Carry none of the pictures over; write out the complete data exactly.
═══
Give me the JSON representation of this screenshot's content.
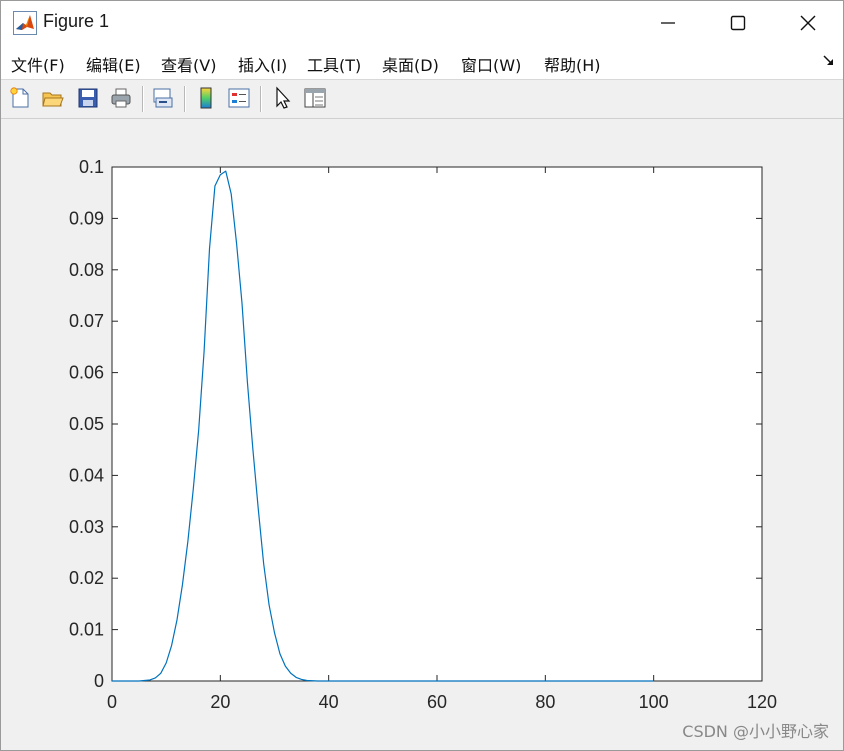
{
  "window": {
    "title": "Figure 1",
    "minimize_label": "—",
    "maximize_label": "☐",
    "close_label": "✕"
  },
  "menu": {
    "items": [
      "文件(F)",
      "编辑(E)",
      "查看(V)",
      "插入(I)",
      "工具(T)",
      "桌面(D)",
      "窗口(W)",
      "帮助(H)"
    ],
    "dock_icon": "dock-arrow-icon"
  },
  "toolbar": {
    "icons": [
      "new-figure-icon",
      "open-file-icon",
      "save-icon",
      "print-icon",
      "link-plot-icon",
      "colorbar-icon",
      "legend-icon",
      "pointer-icon",
      "property-inspector-icon"
    ]
  },
  "watermark": "CSDN @小小野心家",
  "chart_data": {
    "type": "line",
    "title": "",
    "xlabel": "",
    "ylabel": "",
    "xlim": [
      0,
      120
    ],
    "ylim": [
      0,
      0.1
    ],
    "xticks": [
      "0",
      "20",
      "40",
      "60",
      "80",
      "100",
      "120"
    ],
    "yticks": [
      "0",
      "0.01",
      "0.02",
      "0.03",
      "0.04",
      "0.05",
      "0.06",
      "0.07",
      "0.08",
      "0.09",
      "0.1"
    ],
    "grid": false,
    "line_color": "#0072bd",
    "series": [
      {
        "x": [
          0,
          1,
          2,
          3,
          4,
          5,
          6,
          7,
          8,
          9,
          10,
          11,
          12,
          13,
          14,
          15,
          16,
          17,
          18,
          19,
          20,
          21,
          22,
          23,
          24,
          25,
          26,
          27,
          28,
          29,
          30,
          31,
          32,
          33,
          34,
          35,
          36,
          37,
          38,
          39,
          40,
          45,
          50,
          60,
          70,
          80,
          90,
          100
        ],
        "values": [
          0,
          0,
          0,
          0,
          0,
          0,
          0.0001,
          0.0002,
          0.0006,
          0.0015,
          0.0035,
          0.0069,
          0.0119,
          0.0187,
          0.0271,
          0.0373,
          0.0488,
          0.0641,
          0.0841,
          0.0963,
          0.0985,
          0.0992,
          0.0948,
          0.0851,
          0.0735,
          0.0581,
          0.0452,
          0.0335,
          0.0228,
          0.0148,
          0.0094,
          0.0053,
          0.0029,
          0.0015,
          0.0007,
          0.0003,
          0.0001,
          5e-05,
          0,
          0,
          0,
          0,
          0,
          0,
          0,
          0,
          0,
          0
        ]
      }
    ]
  }
}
═══
● **RESPONSE FOR THIS EXERCISE**:
Give me the JSON representation of this screenshot's content.
{
  "window": {
    "title": "Figure 1",
    "minimize_label": "—",
    "maximize_label": "☐",
    "close_label": "✕"
  },
  "menu": {
    "items": [
      "文件(F)",
      "编辑(E)",
      "查看(V)",
      "插入(I)",
      "工具(T)",
      "桌面(D)",
      "窗口(W)",
      "帮助(H)"
    ],
    "dock_icon": "dock-arrow-icon"
  },
  "toolbar": {
    "icons": [
      "new-figure-icon",
      "open-file-icon",
      "save-icon",
      "print-icon",
      "link-plot-icon",
      "colorbar-icon",
      "legend-icon",
      "pointer-icon",
      "property-inspector-icon"
    ]
  },
  "watermark": "CSDN @小小野心家",
  "chart_data": {
    "type": "line",
    "title": "",
    "xlabel": "",
    "ylabel": "",
    "xlim": [
      0,
      120
    ],
    "ylim": [
      0,
      0.1
    ],
    "xticks": [
      "0",
      "20",
      "40",
      "60",
      "80",
      "100",
      "120"
    ],
    "yticks": [
      "0",
      "0.01",
      "0.02",
      "0.03",
      "0.04",
      "0.05",
      "0.06",
      "0.07",
      "0.08",
      "0.09",
      "0.1"
    ],
    "grid": false,
    "line_color": "#0072bd",
    "series": [
      {
        "x": [
          0,
          1,
          2,
          3,
          4,
          5,
          6,
          7,
          8,
          9,
          10,
          11,
          12,
          13,
          14,
          15,
          16,
          17,
          18,
          19,
          20,
          21,
          22,
          23,
          24,
          25,
          26,
          27,
          28,
          29,
          30,
          31,
          32,
          33,
          34,
          35,
          36,
          37,
          38,
          39,
          40,
          45,
          50,
          60,
          70,
          80,
          90,
          100
        ],
        "values": [
          0,
          0,
          0,
          0,
          0,
          0,
          0.0001,
          0.0002,
          0.0006,
          0.0015,
          0.0035,
          0.0069,
          0.0119,
          0.0187,
          0.0271,
          0.0373,
          0.0488,
          0.0641,
          0.0841,
          0.0963,
          0.0985,
          0.0992,
          0.0948,
          0.0851,
          0.0735,
          0.0581,
          0.0452,
          0.0335,
          0.0228,
          0.0148,
          0.0094,
          0.0053,
          0.0029,
          0.0015,
          0.0007,
          0.0003,
          0.0001,
          5e-05,
          0,
          0,
          0,
          0,
          0,
          0,
          0,
          0,
          0,
          0
        ]
      }
    ]
  }
}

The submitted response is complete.